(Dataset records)
####################

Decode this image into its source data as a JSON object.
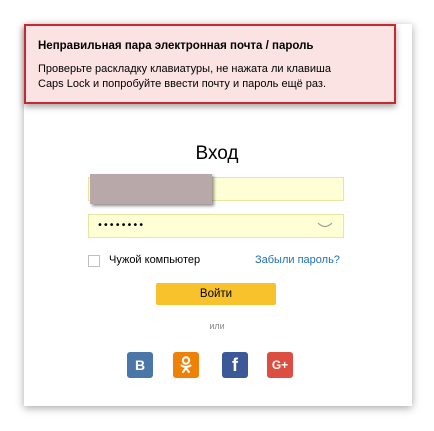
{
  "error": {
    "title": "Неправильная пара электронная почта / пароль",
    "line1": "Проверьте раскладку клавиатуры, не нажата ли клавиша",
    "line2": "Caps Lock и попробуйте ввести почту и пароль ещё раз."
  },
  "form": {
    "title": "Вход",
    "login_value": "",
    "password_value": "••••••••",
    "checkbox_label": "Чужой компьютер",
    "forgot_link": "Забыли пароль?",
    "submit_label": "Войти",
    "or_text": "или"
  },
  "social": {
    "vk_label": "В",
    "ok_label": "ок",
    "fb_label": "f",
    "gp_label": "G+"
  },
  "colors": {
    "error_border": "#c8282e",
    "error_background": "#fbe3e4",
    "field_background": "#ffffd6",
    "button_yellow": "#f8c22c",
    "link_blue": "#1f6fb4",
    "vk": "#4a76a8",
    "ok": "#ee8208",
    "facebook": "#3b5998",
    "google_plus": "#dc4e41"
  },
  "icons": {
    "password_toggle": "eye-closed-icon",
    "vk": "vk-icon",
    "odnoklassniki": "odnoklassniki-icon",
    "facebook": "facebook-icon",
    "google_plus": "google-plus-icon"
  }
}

####################

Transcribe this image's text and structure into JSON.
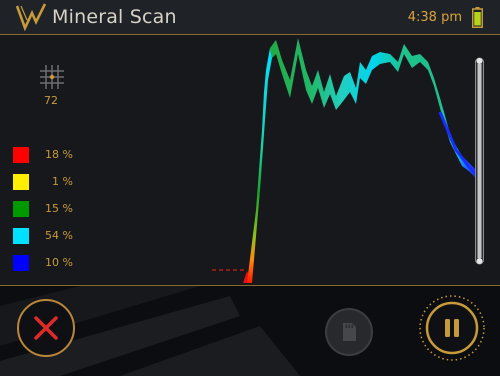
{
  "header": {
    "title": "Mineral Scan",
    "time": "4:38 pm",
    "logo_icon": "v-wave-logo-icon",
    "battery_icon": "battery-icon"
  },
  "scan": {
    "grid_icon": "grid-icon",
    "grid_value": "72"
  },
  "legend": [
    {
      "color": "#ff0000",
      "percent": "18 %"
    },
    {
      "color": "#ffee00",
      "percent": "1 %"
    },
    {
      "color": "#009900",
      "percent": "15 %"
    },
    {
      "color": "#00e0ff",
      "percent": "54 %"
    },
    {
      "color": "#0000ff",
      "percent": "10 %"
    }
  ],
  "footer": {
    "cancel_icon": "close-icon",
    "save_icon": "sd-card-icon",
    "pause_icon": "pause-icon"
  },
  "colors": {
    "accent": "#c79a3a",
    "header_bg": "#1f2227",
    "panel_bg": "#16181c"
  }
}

####################

(Your task)
Answer with one number: how many lines of the entries above include the word "image".

(Output of the task)
2